Directions for this task:
Using the listing below, give the number of lines where "Torino" appears, and nothing else.

Collected data entries
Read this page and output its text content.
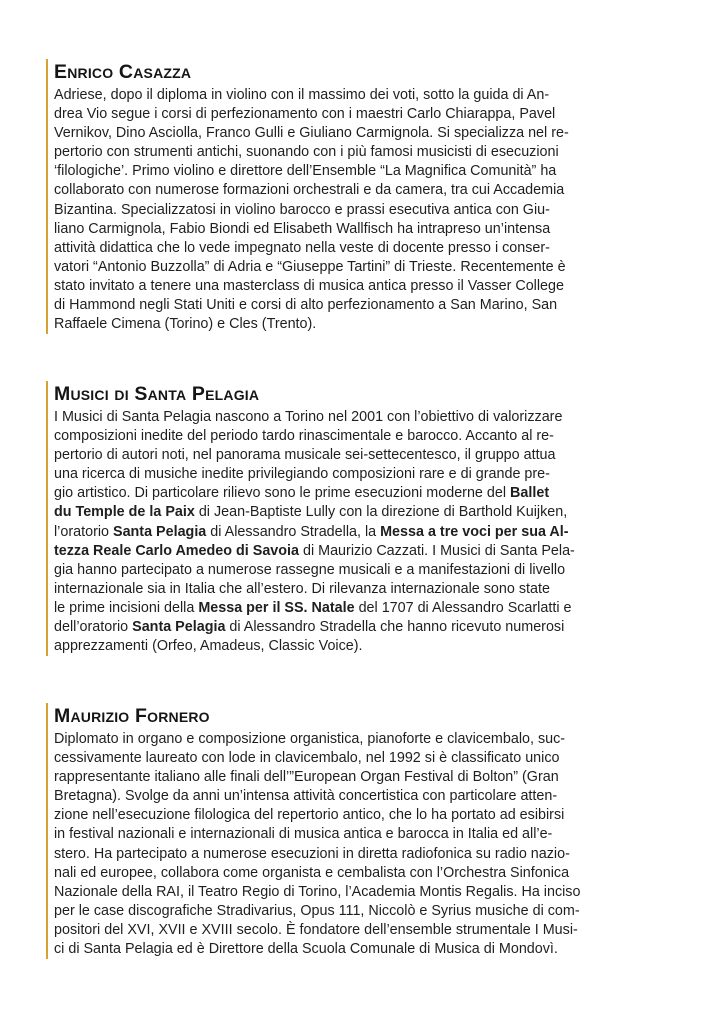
Enrico Casazza

Adriese, dopo il diploma in violino con il massimo dei voti, sotto la guida di An-
drea Vio segue i corsi di perfezionamento con i maestri Carlo Chiarappa, Pavel
Vernikov, Dino Asciolla, Franco Gulli e Giuliano Carmignola. Si specializza nel re-
pertorio con strumenti antichi, suonando con i più famosi musicisti di esecuzioni
‘filologiche’. Primo violino e direttore dell’Ensemble “La Magnifica Comunità” ha
collaborato con numerose formazioni orchestrali e da camera, tra cui Accademia
Bizantina. Specializzatosi in violino barocco e prassi esecutiva antica con Giu-
liano Carmignola, Fabio Biondi ed Elisabeth Wallfisch ha intrapreso un’intensa
attività didattica che lo vede impegnato nella veste di docente presso i conser-
vatori “Antonio Buzzolla” di Adria e “Giuseppe Tartini” di Trieste. Recentemente è
stato invitato a tenere una masterclass di musica antica presso il Vasser College
di Hammond negli Stati Uniti e corsi di alto perfezionamento a San Marino, San
Raffaele Cimena (Torino) e Cles (Trento).

Musici di Santa Pelagia

I Musici di Santa Pelagia nascono a Torino nel 2001 con l’obiettivo di valorizzare
composizioni inedite del periodo tardo rinascimentale e barocco. Accanto al re-
pertorio di autori noti, nel panorama musicale sei-settecentesco, il gruppo attua
una ricerca di musiche inedite privilegiando composizioni rare e di grande pre-
gio artistico. Di particolare rilievo sono le prime esecuzioni moderne del Ballet
du Temple de la Paix di Jean-Baptiste Lully con la direzione di Barthold Kuijken,
l’oratorio Santa Pelagia di Alessandro Stradella, la Messa a tre voci per sua Al-
tezza Reale Carlo Amedeo di Savoia di Maurizio Cazzati. I Musici di Santa Pela-
gia hanno partecipato a numerose rassegne musicali e a manifestazioni di livello
internazionale sia in Italia che all’estero. Di rilevanza internazionale sono state
le prime incisioni della Messa per il SS. Natale del 1707 di Alessandro Scarlatti e
dell’oratorio Santa Pelagia di Alessandro Stradella che hanno ricevuto numerosi
apprezzamenti (Orfeo, Amadeus, Classic Voice).

Maurizio Fornero

Diplomato in organo e composizione organistica, pianoforte e clavicembalo, suc-
cessivamente laureato con lode in clavicembalo, nel 1992 si è classificato unico
rappresentante italiano alle finali dell’”European Organ Festival di Bolton” (Gran
Bretagna). Svolge da anni un’intensa attività concertistica con particolare atten-
zione nell’esecuzione filologica del repertorio antico, che lo ha portato ad esibirsi
in festival nazionali e internazionali di musica antica e barocca in Italia ed all’e-
stero. Ha partecipato a numerose esecuzioni in diretta radiofonica su radio nazio-
nali ed europee, collabora come organista e cembalista con l’Orchestra Sinfonica
Nazionale della RAI, il Teatro Regio di Torino, l’Academia Montis Regalis. Ha inciso
per le case discografiche Stradivarius, Opus 111, Niccolò e Syrius musiche di com-
positori del XVI, XVII e XVIII secolo. È fondatore dell’ensemble strumentale I Musi-
ci di Santa Pelagia ed è Direttore della Scuola Comunale di Musica di Mondovì.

Result of this exercise:
3